What you have to do: Pick out each line containing the string "电子厂上班".

Source data:

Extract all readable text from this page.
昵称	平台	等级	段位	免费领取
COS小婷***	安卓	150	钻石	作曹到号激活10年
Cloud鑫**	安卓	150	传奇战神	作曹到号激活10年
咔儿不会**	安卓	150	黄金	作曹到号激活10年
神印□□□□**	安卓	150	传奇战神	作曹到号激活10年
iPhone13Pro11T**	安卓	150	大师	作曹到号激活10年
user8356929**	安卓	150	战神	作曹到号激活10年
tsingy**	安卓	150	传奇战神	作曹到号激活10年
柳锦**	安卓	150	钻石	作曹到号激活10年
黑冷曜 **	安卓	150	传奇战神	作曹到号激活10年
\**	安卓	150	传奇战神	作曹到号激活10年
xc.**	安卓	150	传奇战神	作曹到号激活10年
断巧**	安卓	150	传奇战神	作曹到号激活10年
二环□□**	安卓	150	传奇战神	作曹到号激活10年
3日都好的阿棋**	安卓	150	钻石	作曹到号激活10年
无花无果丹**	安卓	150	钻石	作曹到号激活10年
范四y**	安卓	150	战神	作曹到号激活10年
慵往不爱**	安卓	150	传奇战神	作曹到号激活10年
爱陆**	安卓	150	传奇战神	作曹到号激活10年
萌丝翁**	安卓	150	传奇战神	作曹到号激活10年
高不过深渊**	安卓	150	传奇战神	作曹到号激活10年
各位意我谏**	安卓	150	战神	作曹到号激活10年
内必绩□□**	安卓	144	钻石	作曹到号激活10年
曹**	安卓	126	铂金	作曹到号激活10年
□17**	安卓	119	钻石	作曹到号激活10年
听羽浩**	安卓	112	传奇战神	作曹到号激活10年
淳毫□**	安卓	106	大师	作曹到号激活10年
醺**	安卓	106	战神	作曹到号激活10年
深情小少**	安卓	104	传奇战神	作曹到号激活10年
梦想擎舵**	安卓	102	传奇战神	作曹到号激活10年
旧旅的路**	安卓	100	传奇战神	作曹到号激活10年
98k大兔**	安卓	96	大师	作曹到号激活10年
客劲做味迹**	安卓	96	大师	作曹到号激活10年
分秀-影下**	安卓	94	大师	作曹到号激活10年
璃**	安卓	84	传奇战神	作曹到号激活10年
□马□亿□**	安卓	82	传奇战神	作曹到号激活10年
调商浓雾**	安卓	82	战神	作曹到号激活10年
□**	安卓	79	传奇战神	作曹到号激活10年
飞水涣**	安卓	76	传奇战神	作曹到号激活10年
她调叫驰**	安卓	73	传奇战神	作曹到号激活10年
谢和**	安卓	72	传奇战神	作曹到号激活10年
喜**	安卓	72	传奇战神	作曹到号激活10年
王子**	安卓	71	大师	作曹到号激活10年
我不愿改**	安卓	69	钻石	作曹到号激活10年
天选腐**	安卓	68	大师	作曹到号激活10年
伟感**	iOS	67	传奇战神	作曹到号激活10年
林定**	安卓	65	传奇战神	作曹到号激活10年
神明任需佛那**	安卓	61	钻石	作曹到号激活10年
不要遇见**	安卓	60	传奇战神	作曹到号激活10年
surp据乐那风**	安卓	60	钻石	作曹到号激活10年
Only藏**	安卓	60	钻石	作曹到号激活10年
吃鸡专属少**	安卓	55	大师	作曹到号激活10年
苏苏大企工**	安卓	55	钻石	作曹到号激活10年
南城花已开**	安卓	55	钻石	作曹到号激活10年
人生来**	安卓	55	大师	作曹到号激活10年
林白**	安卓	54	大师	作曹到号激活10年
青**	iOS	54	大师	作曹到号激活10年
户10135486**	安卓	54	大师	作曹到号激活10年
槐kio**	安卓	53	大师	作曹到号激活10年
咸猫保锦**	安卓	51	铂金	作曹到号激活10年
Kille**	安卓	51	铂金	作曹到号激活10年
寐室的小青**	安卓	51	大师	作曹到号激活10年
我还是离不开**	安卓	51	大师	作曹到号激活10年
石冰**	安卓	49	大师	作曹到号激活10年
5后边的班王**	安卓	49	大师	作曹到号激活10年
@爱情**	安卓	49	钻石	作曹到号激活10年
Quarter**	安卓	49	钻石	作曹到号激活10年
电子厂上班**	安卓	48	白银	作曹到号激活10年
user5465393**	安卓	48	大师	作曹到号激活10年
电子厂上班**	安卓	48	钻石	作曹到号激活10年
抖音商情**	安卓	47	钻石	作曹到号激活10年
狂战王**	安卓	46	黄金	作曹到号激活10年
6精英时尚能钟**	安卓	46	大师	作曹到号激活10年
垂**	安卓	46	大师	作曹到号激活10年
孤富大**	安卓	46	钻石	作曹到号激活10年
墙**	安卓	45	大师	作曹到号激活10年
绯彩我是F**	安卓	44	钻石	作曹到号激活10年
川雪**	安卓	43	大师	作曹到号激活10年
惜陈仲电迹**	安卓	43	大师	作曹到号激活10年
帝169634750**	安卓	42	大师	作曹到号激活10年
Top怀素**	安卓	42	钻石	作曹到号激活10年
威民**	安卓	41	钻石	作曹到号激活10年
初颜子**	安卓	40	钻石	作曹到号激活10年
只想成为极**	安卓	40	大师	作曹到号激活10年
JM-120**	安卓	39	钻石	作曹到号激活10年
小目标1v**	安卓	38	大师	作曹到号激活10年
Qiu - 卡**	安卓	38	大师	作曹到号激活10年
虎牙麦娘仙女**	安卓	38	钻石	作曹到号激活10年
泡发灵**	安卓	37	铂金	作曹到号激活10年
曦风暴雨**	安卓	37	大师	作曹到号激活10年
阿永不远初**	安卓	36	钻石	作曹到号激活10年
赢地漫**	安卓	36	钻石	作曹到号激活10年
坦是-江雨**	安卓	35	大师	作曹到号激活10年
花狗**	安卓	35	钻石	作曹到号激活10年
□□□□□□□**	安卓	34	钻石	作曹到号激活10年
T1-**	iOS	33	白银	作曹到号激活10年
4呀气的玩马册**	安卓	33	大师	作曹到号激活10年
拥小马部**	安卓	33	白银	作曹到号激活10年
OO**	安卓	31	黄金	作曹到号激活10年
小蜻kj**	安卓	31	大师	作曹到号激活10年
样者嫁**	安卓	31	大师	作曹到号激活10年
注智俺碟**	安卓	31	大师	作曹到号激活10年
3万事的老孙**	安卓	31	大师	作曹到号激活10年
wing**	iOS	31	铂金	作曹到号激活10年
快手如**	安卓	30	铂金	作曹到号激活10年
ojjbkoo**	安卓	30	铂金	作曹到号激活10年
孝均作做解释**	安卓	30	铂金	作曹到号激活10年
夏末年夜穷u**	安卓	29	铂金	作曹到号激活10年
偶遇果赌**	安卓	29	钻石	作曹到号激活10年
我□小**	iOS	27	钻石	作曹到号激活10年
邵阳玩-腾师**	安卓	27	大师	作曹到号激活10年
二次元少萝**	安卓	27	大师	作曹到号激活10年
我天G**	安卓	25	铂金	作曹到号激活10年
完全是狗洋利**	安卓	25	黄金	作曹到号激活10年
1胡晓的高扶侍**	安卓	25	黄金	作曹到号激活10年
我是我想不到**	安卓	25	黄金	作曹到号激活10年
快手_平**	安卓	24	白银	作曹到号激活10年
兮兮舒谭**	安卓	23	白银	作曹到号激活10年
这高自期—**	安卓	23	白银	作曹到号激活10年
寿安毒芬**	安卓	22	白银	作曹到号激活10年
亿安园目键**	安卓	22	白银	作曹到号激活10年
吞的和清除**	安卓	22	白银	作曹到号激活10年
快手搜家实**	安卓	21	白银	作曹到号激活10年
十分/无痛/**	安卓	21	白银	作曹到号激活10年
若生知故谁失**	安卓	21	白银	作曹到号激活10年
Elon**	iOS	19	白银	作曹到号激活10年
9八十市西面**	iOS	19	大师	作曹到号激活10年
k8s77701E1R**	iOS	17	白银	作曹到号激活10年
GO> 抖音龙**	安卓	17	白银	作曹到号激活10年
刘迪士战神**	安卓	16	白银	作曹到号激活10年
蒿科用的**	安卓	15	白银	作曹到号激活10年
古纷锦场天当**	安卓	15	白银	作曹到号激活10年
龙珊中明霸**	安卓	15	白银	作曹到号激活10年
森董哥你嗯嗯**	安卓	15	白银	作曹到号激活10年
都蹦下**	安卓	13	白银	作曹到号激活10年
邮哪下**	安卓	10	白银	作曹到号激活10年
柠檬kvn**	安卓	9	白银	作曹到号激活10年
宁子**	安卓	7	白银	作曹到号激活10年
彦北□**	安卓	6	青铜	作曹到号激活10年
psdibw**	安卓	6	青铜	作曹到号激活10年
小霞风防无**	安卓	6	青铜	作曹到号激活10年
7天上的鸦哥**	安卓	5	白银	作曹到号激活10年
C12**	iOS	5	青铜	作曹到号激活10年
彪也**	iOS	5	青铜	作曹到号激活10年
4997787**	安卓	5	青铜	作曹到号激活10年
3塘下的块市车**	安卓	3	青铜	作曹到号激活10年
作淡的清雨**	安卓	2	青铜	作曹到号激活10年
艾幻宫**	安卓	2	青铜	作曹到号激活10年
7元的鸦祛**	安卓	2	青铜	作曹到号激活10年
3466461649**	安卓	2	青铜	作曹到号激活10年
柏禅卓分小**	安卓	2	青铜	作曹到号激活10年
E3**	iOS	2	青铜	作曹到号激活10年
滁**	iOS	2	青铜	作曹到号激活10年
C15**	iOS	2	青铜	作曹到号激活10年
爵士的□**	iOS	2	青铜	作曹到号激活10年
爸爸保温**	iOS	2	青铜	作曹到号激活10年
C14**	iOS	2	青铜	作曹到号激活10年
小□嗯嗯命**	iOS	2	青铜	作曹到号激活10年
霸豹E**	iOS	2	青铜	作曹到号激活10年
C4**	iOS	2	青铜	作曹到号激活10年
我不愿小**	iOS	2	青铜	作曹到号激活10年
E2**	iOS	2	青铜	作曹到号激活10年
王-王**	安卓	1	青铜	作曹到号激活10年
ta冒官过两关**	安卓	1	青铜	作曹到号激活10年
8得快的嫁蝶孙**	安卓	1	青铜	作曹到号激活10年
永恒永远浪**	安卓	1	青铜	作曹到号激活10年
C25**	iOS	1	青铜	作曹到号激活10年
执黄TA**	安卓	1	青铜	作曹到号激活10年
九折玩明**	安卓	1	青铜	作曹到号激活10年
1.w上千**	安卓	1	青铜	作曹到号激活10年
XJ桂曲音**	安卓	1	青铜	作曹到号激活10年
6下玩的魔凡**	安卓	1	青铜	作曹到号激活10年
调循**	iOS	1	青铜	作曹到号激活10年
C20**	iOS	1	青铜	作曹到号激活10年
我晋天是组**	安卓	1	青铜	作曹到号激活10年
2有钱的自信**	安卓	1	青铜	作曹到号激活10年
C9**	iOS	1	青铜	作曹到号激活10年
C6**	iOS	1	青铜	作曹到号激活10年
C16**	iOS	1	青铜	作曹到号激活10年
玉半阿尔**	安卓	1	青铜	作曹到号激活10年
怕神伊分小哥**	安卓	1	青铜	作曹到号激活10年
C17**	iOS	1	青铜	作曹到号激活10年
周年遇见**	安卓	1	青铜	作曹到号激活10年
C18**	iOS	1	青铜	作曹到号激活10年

Finished exercise:
电子厂上班**	安卓	48	白银	作曹到号激活10年
电子厂上班**	安卓	48	钻石	作曹到号激活10年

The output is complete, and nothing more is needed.